This is a short review on Lozano-Hemmer’s and Brian Massumi’s (in collaboration with Isabella Rossellini) work in progress “Levels of Nothingness” shown at the Guggenheim New York:

The Guggenheim’s Works in Progress series issuing its 25th anniversary this year, invited Lozano-Hemmer to present one of his works in progress. Levels of Nothingness is a synaesthetic performance of written, oral and visual dimensions. In collaboration with the actress Isabella Rossellini and the philosopher Brian Massumi Lozano-Hemmer and his team developed a voice-tracking system that responds to words in the form of lighting events. Attempting to create a relational model between the dimensions of thought in motion and audio-visual experiences the performance consisted of a 30 minute reading of philosophical quotes revolving around colour and perception clustered in conceptual blocks such as “emergence,” “singularity,” “body” or “transition.” Massumi’s philosophical influence in his work on colour and perception has been complemented by Rossellini’s beautiful voice and the “light dance” of more than 50 rock-and-roll concert lights.

[Dataset entries]
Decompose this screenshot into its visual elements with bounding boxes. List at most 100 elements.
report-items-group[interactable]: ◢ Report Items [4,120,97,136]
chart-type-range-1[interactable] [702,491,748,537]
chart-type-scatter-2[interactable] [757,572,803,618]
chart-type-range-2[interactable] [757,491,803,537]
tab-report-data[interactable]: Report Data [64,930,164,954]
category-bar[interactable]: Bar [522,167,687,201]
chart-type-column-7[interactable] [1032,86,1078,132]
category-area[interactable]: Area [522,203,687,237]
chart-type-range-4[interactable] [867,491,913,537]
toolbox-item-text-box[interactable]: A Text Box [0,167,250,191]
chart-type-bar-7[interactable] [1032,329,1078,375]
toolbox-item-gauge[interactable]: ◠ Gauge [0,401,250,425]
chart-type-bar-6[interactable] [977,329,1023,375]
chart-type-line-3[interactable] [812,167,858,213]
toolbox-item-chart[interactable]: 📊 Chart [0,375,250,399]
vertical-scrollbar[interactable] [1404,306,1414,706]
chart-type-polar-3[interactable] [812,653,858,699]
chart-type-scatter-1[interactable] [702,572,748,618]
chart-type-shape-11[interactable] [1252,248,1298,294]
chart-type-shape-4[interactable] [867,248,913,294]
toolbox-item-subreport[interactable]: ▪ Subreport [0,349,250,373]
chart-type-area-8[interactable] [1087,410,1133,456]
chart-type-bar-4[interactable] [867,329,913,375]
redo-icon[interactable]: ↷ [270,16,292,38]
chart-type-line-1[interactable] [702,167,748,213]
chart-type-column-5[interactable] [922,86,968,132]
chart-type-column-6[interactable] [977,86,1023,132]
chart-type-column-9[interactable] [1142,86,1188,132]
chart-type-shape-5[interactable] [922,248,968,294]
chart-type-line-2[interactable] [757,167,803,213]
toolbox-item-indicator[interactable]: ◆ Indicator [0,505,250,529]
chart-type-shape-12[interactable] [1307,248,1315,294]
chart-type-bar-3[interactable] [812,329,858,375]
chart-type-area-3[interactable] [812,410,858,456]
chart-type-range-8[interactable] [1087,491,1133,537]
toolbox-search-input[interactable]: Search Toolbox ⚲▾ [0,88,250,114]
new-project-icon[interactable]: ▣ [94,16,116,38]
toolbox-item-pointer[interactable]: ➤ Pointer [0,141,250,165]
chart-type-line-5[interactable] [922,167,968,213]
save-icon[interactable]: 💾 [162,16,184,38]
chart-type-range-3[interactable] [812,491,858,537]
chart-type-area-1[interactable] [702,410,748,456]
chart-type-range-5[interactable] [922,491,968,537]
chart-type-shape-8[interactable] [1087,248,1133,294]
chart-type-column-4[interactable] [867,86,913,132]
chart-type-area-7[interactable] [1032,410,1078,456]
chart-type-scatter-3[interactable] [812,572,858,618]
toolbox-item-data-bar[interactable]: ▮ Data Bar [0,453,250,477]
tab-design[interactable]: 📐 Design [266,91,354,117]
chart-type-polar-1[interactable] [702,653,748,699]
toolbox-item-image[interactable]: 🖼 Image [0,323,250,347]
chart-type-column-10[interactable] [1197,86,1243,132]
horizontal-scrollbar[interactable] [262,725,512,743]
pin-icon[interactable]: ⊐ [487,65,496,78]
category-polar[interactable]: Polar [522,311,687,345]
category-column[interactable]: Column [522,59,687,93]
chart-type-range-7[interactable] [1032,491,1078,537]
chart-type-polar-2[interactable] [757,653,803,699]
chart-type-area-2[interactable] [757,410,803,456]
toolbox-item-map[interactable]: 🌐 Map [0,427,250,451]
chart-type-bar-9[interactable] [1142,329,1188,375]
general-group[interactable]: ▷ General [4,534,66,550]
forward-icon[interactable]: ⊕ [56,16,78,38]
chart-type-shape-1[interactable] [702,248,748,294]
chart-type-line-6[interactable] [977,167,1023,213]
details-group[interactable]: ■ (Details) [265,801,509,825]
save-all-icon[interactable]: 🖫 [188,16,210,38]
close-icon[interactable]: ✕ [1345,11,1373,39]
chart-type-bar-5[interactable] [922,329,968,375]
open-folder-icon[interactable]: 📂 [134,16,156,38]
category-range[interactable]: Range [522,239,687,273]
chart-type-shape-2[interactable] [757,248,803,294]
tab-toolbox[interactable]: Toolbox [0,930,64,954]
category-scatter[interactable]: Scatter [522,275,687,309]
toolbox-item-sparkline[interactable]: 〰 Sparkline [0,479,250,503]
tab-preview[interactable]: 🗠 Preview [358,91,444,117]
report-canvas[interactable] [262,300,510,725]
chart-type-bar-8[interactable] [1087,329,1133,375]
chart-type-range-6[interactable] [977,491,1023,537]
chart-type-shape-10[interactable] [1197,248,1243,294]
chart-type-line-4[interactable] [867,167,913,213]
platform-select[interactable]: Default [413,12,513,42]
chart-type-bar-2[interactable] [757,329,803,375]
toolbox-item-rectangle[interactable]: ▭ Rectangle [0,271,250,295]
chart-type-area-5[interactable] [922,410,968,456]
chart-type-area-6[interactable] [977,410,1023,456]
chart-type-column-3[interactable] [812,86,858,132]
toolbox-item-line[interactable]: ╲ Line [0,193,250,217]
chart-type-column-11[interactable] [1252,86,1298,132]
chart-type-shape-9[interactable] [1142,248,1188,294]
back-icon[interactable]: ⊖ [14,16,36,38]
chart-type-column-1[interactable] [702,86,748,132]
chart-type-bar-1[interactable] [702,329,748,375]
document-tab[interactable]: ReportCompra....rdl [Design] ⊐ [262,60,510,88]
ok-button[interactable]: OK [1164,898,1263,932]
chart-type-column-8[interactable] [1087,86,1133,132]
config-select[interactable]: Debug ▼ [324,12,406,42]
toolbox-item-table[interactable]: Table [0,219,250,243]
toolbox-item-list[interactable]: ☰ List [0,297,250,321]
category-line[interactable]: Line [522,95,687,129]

### [Your goal]
Please continue the review of Levels of Nothingness above, picking up right after its final sentence.

### [The reply]
The sensation that such an event generates is difficult to circumscribe in a classical manner such as light performance or interactive performance. What actually happened was a relational field of perception throughout the entire room. The perception of the visitor became amodal in its mode. In other words, one was immersed in light, a screen to read the quote that was aurally transmitted by Rossellini’s voice and enclosed in a slightly hazy room with the background noise of the lights moving and other bodies trying to capture the light at the ceiling. The human perception became amodal while the machine perception had its full attention focused on the voice and flow of words in their sonorities. The performance system for interaction became the perceiving entity as we (traditionally) expect the human sensory-motor system to work whereas the human perception was forced to reveal the amodality that perception is based on - synaesthesia as the point of entry for any perception to become noticeable and not as a strange abnormality of some particular individuals. Those who know the work of Massumi will realize that “Levels of Nothingness” might be one of the first attempts to make the synaesthetic amodality of perception apparent in a conscious and not only a pure experience. The collective modes of the event taking form cross many fields of expertise and experience that might be best described by the notion of mutual intensity for “a perception to come” - an intensive field of percepts offering themselves for experience to merge into presence without ever becoming immobile. On might regard the experiences generated in the event as an extensive continuum of collective intensive practices that has been extended for the first time to allow a wider audience to become part of the event. Thanks!

Hopefully, a longer interview with Rafael Lozano-Hemmer and Brian Massumi will be published in one of the following issues of Inflexions - A Journal for Research-Creation.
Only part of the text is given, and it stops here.